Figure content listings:
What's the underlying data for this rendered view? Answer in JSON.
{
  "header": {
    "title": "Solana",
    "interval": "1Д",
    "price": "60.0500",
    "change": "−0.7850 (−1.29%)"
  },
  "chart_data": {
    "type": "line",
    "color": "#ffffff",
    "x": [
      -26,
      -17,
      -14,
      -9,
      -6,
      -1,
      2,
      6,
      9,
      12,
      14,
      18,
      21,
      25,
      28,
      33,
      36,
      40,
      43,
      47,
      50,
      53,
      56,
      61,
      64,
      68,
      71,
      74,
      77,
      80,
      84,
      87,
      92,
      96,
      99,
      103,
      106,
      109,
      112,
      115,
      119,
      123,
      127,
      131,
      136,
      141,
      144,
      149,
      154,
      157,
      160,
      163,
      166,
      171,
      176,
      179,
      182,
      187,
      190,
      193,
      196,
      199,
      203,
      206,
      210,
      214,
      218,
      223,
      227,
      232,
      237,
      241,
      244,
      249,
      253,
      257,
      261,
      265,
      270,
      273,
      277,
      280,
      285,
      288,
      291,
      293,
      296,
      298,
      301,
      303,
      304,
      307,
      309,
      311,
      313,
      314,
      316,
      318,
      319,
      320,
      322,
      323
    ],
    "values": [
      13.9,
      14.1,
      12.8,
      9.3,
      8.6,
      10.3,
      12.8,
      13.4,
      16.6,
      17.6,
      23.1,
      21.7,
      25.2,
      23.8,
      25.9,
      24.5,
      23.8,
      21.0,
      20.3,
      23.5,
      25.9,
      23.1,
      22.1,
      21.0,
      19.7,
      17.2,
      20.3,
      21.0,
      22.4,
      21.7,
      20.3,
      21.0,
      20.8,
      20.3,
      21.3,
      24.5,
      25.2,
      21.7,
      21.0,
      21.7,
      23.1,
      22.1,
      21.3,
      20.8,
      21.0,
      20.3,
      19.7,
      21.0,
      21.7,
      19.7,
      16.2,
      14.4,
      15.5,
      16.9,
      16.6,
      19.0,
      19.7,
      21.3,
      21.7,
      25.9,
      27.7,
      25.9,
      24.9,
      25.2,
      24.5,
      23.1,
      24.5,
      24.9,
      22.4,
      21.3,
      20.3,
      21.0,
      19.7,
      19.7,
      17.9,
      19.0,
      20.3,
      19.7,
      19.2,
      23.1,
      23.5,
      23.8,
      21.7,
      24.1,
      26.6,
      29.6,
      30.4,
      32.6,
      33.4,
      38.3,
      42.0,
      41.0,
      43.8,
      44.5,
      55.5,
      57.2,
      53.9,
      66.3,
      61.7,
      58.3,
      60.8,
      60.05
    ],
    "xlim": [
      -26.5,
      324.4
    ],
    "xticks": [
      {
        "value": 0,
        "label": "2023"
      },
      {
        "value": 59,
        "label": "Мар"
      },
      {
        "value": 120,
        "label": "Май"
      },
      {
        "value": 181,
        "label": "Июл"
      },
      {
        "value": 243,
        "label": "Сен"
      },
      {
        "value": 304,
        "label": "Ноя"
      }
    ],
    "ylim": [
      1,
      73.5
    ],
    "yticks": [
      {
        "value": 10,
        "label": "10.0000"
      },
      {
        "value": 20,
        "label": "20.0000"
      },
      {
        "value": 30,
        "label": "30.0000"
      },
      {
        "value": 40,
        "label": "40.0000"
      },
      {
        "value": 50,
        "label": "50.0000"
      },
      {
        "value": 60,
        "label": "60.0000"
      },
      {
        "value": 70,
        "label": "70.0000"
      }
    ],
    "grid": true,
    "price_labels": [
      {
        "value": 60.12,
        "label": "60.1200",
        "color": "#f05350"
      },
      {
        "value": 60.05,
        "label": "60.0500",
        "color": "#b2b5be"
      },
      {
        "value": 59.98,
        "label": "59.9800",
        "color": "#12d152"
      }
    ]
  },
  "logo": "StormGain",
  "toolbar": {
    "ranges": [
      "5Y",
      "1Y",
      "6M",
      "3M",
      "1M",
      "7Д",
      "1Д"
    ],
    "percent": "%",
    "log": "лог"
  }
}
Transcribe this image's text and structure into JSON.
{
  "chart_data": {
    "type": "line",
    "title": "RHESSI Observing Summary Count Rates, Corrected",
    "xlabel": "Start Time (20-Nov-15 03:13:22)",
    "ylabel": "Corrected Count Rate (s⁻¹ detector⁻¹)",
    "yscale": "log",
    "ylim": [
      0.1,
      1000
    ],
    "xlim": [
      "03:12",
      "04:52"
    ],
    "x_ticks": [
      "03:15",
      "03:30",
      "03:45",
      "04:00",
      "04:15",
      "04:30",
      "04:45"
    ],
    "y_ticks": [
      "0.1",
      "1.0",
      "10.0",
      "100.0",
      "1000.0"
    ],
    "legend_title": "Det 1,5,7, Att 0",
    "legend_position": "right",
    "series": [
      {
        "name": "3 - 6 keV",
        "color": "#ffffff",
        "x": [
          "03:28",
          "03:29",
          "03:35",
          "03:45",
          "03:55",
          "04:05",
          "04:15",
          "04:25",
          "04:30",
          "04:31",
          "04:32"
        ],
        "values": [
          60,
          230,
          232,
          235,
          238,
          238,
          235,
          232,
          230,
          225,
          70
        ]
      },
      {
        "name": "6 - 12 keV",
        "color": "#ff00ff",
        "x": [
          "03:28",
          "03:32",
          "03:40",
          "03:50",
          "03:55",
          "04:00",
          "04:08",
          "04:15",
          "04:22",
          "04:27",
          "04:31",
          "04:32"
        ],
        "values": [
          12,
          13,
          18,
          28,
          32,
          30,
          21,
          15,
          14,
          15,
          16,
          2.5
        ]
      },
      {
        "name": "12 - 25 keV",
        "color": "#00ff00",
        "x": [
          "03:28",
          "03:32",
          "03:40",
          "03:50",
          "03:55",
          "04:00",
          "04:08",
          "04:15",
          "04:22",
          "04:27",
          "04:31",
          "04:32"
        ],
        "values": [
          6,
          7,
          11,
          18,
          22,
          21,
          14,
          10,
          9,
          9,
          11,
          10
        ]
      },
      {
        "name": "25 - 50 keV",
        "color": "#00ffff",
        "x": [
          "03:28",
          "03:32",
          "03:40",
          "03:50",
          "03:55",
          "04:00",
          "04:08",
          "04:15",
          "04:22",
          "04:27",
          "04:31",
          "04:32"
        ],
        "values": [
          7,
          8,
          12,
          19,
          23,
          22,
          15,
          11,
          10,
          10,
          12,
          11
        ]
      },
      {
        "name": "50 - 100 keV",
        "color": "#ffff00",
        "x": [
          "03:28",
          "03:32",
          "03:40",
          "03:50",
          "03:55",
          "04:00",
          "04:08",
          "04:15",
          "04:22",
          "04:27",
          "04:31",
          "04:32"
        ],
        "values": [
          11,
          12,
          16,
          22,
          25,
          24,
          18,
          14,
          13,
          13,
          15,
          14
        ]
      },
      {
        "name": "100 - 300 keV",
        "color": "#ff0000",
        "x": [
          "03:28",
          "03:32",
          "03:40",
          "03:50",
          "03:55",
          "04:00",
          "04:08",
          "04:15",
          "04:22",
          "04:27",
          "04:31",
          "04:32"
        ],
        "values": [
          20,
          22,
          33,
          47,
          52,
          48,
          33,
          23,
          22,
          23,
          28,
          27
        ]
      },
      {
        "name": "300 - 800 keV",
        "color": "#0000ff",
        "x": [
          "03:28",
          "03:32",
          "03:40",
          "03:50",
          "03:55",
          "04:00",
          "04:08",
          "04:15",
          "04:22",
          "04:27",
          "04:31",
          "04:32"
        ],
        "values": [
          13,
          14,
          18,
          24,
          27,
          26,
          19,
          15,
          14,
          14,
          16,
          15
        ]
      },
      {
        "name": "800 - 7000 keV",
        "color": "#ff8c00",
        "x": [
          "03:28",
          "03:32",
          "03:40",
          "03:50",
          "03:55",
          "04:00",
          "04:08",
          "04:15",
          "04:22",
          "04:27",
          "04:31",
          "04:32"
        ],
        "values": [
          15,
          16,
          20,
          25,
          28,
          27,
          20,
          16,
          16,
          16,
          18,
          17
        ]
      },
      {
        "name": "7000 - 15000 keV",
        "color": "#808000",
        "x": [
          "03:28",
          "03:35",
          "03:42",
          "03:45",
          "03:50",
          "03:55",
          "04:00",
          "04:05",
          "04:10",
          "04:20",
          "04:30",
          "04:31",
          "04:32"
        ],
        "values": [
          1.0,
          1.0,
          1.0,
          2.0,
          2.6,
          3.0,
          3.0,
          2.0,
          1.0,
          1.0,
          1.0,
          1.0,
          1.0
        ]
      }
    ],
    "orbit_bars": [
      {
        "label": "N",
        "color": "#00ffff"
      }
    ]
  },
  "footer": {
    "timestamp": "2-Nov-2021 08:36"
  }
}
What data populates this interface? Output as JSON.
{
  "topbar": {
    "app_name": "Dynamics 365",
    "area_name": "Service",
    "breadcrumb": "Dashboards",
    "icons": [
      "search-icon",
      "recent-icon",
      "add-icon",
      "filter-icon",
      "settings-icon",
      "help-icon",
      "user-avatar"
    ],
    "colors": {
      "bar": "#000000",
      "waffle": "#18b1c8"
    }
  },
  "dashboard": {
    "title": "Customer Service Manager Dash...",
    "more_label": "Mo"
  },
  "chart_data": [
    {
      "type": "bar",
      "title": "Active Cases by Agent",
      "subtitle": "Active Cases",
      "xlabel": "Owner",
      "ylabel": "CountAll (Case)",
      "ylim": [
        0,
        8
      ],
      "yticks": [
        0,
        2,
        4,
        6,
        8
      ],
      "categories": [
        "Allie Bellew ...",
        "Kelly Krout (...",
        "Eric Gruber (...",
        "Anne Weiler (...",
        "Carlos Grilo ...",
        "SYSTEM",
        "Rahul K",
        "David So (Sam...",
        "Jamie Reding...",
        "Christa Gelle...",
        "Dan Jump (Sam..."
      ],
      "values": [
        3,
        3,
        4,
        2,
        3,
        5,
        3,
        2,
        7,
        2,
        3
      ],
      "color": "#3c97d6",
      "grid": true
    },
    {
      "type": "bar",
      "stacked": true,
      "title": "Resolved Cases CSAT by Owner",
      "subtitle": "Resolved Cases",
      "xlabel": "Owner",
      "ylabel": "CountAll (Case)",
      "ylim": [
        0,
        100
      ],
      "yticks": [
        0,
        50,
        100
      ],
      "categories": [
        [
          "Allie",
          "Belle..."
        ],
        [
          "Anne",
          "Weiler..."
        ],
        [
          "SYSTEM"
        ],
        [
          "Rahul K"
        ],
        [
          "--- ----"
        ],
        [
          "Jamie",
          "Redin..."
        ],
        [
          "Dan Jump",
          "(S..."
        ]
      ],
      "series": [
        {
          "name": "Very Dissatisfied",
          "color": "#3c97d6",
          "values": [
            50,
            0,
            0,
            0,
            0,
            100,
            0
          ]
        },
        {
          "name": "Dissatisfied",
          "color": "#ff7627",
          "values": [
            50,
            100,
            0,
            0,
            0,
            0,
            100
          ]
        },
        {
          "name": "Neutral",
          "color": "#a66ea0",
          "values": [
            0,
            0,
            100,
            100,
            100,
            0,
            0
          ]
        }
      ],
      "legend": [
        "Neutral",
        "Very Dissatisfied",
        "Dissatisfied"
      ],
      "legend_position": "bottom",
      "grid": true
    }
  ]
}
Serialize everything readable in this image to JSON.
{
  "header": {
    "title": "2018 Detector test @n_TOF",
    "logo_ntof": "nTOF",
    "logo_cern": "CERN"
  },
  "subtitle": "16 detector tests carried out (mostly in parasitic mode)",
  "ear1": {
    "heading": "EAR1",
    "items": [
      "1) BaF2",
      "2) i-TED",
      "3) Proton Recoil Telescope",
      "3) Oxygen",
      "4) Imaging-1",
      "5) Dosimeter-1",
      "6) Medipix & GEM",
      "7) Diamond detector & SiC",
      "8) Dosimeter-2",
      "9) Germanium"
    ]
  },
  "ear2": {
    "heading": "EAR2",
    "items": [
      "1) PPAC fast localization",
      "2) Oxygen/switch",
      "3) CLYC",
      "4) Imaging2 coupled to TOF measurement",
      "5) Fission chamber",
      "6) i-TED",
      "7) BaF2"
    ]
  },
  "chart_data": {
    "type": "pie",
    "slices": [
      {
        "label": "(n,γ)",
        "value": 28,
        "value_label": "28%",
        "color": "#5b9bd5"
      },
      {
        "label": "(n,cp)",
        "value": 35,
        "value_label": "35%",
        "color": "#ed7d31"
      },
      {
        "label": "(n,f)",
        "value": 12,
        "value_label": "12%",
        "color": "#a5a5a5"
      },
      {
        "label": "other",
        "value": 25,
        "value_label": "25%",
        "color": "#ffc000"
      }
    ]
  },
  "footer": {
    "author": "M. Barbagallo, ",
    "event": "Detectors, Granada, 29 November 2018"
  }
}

### REQUIREMENT
Look over the material above and show each line where "true" appears.

### EXERCISE SOLUTION
    "grid": true,
      "grid": true
      "stacked": true,
      "grid": true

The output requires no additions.